## [What is asked]
Find all lines in the listing that include the word "约定时间", then copy them.

◇ ◇ ◇ ◇ ◇

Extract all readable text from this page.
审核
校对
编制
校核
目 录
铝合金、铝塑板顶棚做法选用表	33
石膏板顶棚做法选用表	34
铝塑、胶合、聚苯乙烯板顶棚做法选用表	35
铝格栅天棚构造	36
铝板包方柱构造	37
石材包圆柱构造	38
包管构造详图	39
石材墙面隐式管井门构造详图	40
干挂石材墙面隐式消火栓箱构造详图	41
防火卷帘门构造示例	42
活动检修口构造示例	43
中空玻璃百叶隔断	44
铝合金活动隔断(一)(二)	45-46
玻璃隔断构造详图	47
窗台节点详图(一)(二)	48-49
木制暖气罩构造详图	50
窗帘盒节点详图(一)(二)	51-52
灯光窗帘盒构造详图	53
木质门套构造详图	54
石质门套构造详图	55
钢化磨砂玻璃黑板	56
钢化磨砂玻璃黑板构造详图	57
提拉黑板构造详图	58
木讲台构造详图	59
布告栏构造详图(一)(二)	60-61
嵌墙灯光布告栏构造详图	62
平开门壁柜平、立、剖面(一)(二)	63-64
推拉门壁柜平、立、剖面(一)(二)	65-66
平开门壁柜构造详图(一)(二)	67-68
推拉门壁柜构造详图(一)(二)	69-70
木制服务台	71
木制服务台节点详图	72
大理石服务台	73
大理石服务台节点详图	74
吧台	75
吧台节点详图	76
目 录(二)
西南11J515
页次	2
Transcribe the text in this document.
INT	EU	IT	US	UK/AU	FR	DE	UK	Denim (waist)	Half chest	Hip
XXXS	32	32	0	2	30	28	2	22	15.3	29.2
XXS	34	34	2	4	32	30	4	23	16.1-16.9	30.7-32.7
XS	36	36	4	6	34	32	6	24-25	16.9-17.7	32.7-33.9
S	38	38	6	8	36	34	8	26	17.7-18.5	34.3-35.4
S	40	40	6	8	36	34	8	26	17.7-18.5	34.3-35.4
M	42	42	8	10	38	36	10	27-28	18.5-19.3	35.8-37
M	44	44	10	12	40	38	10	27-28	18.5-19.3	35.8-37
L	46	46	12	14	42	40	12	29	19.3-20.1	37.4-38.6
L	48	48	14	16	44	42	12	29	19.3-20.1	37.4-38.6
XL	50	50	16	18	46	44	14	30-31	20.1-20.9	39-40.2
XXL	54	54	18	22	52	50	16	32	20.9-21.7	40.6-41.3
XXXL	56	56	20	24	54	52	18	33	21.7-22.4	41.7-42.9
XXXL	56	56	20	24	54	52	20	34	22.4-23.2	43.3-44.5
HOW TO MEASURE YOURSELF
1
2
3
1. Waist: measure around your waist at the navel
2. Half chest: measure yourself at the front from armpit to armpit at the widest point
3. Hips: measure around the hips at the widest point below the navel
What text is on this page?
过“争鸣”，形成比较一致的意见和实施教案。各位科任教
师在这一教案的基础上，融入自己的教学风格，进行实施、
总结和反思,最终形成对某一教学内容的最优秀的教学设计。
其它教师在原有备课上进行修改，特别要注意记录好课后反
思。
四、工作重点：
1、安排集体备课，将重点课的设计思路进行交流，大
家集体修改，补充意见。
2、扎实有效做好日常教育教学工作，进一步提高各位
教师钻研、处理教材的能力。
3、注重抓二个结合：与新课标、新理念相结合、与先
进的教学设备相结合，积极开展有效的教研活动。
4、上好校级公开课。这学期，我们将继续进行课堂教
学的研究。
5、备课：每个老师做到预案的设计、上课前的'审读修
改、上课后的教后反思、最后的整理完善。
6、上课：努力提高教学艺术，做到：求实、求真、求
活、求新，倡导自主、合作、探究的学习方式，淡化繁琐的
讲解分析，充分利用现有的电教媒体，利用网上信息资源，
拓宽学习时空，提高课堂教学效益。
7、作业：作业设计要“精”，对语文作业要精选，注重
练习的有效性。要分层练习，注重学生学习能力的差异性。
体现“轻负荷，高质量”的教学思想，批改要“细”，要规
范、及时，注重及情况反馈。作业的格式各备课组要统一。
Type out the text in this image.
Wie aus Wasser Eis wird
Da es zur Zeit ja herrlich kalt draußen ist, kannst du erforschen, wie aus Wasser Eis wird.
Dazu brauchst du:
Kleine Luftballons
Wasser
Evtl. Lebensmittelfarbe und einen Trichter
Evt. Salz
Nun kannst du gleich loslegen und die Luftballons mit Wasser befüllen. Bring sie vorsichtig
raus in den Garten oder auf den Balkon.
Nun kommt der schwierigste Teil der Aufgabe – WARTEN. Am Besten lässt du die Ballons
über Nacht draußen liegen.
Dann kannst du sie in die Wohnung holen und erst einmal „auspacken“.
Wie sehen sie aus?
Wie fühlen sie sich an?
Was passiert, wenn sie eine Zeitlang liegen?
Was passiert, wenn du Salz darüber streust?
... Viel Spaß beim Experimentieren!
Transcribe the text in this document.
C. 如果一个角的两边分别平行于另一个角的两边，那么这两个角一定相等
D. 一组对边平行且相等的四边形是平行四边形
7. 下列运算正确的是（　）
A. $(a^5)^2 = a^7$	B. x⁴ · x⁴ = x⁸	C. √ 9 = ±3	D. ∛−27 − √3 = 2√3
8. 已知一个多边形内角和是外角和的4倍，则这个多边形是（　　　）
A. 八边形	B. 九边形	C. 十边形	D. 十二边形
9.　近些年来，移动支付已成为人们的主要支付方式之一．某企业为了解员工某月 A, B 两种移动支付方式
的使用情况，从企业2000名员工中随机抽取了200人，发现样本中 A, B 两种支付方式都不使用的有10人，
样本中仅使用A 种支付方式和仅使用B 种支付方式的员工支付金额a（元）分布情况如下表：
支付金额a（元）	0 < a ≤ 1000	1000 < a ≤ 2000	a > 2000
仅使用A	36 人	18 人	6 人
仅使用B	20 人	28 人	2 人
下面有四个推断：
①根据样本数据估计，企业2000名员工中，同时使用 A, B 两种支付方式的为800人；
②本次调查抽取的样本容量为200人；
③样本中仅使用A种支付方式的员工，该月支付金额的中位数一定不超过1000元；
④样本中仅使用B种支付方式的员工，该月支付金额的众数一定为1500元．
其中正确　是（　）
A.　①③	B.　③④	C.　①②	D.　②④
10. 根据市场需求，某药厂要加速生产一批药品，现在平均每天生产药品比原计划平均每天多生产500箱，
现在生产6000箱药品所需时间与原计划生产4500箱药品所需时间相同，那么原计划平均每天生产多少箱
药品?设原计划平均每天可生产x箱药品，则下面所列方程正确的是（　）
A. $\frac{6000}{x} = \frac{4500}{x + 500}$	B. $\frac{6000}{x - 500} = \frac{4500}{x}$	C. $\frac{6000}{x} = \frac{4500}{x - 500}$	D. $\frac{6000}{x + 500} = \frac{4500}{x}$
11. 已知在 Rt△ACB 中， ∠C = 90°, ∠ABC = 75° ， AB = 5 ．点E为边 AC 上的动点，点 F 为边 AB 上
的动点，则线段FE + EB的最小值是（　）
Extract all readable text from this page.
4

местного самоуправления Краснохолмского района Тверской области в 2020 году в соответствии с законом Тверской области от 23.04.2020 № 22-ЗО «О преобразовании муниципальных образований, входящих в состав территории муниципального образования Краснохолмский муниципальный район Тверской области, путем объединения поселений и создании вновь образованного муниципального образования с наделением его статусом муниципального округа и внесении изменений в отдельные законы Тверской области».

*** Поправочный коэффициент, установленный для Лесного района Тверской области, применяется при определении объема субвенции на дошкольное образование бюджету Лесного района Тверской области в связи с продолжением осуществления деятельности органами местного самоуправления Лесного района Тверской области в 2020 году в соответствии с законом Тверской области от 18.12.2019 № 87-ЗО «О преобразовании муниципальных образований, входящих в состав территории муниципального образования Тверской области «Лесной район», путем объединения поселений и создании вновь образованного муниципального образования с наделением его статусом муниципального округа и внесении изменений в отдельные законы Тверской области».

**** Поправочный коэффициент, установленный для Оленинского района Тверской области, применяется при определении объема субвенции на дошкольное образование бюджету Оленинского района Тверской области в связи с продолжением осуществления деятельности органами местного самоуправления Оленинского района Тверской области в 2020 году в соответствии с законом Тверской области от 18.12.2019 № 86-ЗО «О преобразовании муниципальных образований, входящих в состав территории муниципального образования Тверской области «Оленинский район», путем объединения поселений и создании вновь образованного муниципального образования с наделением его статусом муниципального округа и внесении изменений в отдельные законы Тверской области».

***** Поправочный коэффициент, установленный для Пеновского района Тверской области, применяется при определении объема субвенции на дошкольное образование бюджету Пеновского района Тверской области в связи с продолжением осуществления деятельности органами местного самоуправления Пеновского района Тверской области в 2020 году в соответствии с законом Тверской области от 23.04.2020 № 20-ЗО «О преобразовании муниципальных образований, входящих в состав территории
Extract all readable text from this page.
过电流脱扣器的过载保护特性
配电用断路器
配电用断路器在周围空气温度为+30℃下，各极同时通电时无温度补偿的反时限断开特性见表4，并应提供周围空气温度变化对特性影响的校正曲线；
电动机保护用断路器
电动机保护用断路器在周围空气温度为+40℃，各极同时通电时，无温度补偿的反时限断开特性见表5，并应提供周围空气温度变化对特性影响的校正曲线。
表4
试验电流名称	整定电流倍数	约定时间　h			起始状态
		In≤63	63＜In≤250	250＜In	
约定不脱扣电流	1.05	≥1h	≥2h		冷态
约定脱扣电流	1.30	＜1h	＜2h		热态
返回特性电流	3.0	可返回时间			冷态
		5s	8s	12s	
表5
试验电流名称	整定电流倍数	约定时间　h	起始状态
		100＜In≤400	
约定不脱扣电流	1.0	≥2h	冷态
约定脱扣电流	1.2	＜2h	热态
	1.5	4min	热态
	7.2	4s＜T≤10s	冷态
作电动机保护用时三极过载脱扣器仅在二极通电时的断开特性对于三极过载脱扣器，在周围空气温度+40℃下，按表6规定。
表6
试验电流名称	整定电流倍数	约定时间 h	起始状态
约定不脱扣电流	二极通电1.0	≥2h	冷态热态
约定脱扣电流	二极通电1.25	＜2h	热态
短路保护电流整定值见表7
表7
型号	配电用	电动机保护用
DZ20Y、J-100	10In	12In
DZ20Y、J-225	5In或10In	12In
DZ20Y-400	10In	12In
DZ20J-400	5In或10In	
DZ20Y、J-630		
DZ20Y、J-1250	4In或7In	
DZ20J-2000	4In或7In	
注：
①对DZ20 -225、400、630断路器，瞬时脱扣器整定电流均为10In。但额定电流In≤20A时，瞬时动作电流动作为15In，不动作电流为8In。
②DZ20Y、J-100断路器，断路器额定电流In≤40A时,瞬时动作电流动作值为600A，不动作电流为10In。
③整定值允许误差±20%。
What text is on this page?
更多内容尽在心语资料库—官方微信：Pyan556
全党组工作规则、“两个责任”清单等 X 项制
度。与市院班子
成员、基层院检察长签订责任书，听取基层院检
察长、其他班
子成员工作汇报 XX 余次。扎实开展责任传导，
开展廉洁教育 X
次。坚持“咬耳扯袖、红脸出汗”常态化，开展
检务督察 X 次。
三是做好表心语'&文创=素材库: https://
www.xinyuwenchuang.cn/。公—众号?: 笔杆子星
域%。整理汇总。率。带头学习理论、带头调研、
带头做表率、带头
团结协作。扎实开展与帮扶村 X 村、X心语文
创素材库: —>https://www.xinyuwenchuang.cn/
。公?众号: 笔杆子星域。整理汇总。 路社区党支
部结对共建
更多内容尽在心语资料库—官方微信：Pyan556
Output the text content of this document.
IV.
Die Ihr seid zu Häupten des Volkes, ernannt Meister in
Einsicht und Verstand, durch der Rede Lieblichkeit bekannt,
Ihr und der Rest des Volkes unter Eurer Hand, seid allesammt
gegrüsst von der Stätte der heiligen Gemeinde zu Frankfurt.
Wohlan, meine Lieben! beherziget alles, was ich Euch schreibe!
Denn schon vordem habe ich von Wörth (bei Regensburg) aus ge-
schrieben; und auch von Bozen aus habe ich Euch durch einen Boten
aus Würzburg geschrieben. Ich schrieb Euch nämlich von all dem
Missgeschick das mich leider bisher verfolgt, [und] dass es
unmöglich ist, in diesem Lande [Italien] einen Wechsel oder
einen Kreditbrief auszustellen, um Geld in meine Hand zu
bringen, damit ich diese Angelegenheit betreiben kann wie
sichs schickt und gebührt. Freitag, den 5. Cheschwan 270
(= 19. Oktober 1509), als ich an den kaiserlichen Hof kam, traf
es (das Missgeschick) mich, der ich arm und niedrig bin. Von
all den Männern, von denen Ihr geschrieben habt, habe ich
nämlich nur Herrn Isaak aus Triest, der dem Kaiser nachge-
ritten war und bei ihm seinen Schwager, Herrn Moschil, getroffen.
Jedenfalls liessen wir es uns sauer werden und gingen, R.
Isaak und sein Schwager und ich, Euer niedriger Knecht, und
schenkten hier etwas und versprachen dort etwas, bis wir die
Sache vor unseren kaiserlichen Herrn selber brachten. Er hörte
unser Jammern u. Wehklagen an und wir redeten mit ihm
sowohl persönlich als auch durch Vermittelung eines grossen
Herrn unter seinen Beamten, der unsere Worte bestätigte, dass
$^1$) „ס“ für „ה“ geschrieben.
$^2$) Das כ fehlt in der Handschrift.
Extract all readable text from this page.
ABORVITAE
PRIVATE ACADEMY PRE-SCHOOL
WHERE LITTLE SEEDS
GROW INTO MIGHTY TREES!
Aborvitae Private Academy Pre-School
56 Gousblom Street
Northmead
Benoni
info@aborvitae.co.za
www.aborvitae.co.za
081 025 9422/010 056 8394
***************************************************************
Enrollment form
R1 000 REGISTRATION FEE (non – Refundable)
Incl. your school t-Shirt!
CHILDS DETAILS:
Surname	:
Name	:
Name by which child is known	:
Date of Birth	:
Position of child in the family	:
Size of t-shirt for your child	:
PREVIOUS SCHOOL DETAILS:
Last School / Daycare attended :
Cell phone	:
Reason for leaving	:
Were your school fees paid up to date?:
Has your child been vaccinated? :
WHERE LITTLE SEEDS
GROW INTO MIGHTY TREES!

◇ ◇ ◇ ◇ ◇

## [Solution]
试验电流名称	整定电流倍数	约定时间　h			起始状态
试验电流名称	整定电流倍数	约定时间　h	起始状态
试验电流名称	整定电流倍数	约定时间 h	起始状态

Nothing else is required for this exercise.